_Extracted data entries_
****

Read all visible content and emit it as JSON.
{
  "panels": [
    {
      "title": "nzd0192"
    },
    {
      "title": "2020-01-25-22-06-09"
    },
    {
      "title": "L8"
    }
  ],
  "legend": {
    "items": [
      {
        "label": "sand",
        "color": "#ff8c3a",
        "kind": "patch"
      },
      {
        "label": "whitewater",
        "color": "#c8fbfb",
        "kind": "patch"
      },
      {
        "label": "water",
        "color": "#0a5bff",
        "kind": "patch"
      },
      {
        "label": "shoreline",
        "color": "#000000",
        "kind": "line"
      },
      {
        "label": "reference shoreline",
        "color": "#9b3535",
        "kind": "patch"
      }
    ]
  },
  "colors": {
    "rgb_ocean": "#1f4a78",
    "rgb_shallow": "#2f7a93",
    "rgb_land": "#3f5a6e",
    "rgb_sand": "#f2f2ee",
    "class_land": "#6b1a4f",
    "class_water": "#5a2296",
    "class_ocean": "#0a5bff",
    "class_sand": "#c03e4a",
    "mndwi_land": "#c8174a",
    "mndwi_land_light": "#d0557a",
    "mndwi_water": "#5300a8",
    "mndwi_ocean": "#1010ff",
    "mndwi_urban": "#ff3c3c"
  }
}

****

_Instruction_
Reproduce the listing above word for word.

_Solution below_
Read all visible content and emit it as JSON.
{
  "panels": [
    {
      "title": "nzd0192"
    },
    {
      "title": "2020-01-25-22-06-09"
    },
    {
      "title": "L8"
    }
  ],
  "legend": {
    "items": [
      {
        "label": "sand",
        "color": "#ff8c3a",
        "kind": "patch"
      },
      {
        "label": "whitewater",
        "color": "#c8fbfb",
        "kind": "patch"
      },
      {
        "label": "water",
        "color": "#0a5bff",
        "kind": "patch"
      },
      {
        "label": "shoreline",
        "color": "#000000",
        "kind": "line"
      },
      {
        "label": "reference shoreline",
        "color": "#9b3535",
        "kind": "patch"
      }
    ]
  },
  "colors": {
    "rgb_ocean": "#1f4a78",
    "rgb_shallow": "#2f7a93",
    "rgb_land": "#3f5a6e",
    "rgb_sand": "#f2f2ee",
    "class_land": "#6b1a4f",
    "class_water": "#5a2296",
    "class_ocean": "#0a5bff",
    "class_sand": "#c03e4a",
    "mndwi_land": "#c8174a",
    "mndwi_land_light": "#d0557a",
    "mndwi_water": "#5300a8",
    "mndwi_ocean": "#1010ff",
    "mndwi_urban": "#ff3c3c"
  }
}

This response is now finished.